Text for analysis>
Mr. Ashago provided details
regarding the circumstances in Ethiopia that caused him to flee the
country and explained his futile
attempts to apply for an asylum
seeker permit until he eventually submitted an online application. In
response to the online application,
he received a notice on 31
October 2023 to report to the Desmond Tutu Refugee Reception Office
on 29 November 2023. He was, however,
arrested on 10 November 2023
and charged with contravening
section 49(1)
of the
Immigration Act 13
of 2002
. He was subsequently not allowed to attend the scheduled
appointment.
[3]
The
Third Respondent, the National Director of Public Prosecution (NDPP),
filed an answering affidavit. The NDPP submitted that
the application
was not urgent as the applicant could be afforded substantial redress
at a bail hearing set down for 25 January
2024. The NDPP described
the asylum-seeking application as fraudulent based on the DHA
reference number used by Mr. Ashago when
he submitted his online
asylum-seeking application belonging to another person. A charge
sheet attached to the answering affidavit
reflected that Mr.

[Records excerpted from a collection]
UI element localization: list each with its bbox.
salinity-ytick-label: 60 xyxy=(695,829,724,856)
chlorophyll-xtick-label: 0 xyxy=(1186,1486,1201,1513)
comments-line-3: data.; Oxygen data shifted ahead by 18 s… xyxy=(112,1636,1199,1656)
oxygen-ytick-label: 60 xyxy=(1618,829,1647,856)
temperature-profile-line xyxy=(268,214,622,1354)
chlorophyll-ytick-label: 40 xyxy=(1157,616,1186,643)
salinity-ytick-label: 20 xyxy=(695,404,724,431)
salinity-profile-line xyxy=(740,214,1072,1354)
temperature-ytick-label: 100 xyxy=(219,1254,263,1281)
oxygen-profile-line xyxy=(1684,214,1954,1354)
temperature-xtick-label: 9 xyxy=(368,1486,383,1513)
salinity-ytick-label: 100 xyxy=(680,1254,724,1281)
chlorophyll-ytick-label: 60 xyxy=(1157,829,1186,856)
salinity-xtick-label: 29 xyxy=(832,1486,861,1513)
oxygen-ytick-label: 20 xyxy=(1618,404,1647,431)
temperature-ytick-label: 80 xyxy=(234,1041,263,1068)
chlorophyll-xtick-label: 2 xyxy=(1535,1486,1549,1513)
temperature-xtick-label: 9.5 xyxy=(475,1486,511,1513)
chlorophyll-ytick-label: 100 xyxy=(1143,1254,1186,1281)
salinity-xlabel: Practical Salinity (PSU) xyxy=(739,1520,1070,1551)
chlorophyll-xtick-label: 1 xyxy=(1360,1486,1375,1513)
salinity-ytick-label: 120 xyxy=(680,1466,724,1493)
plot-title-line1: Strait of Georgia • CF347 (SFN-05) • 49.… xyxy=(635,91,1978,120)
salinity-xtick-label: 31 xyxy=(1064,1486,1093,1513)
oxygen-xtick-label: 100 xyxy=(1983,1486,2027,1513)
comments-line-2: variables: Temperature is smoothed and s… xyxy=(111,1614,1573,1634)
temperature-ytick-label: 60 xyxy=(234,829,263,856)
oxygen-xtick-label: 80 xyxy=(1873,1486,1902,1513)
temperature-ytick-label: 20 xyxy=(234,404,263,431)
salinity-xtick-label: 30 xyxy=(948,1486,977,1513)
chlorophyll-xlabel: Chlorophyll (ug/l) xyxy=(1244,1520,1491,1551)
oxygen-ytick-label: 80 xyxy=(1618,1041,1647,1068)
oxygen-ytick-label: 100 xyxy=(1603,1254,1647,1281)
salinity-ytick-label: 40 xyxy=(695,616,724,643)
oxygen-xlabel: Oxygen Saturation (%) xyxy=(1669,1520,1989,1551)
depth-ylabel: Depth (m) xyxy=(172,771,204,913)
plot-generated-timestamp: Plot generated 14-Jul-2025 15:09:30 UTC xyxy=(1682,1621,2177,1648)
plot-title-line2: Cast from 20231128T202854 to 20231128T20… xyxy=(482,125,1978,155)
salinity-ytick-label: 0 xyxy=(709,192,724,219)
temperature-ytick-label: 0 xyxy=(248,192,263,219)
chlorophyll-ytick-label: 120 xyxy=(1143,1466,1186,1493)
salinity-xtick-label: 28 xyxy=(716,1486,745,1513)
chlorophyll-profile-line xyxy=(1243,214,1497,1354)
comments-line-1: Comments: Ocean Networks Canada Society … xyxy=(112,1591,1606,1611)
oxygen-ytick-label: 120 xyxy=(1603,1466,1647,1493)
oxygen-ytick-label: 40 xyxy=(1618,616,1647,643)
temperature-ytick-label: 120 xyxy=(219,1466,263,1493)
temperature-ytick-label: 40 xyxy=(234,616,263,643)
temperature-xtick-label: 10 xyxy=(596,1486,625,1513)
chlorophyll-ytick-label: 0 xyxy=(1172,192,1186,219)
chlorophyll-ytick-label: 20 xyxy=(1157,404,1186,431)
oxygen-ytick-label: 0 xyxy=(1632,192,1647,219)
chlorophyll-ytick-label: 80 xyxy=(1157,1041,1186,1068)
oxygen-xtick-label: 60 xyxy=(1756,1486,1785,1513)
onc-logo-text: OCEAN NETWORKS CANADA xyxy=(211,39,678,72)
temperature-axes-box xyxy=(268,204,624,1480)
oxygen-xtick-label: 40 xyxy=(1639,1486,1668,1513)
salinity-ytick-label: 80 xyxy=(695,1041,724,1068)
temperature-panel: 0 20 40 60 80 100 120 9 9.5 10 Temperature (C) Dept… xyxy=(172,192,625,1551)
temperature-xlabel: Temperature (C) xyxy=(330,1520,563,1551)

Task to carry out>
Answer these questions from the court excerpt about Mr. Ashago's asylum application:
1. For what date was Mr. Ashago told to report to the Desmond Tutu Refugee Reception Office?
2. Under which provision was he charged after his arrest?
3. For what date was the bail hearing set down?

Solution>
1. 29 November 2023
2. Section 49(1) of the Immigration Act 13 of 2002
3. 25 January 2024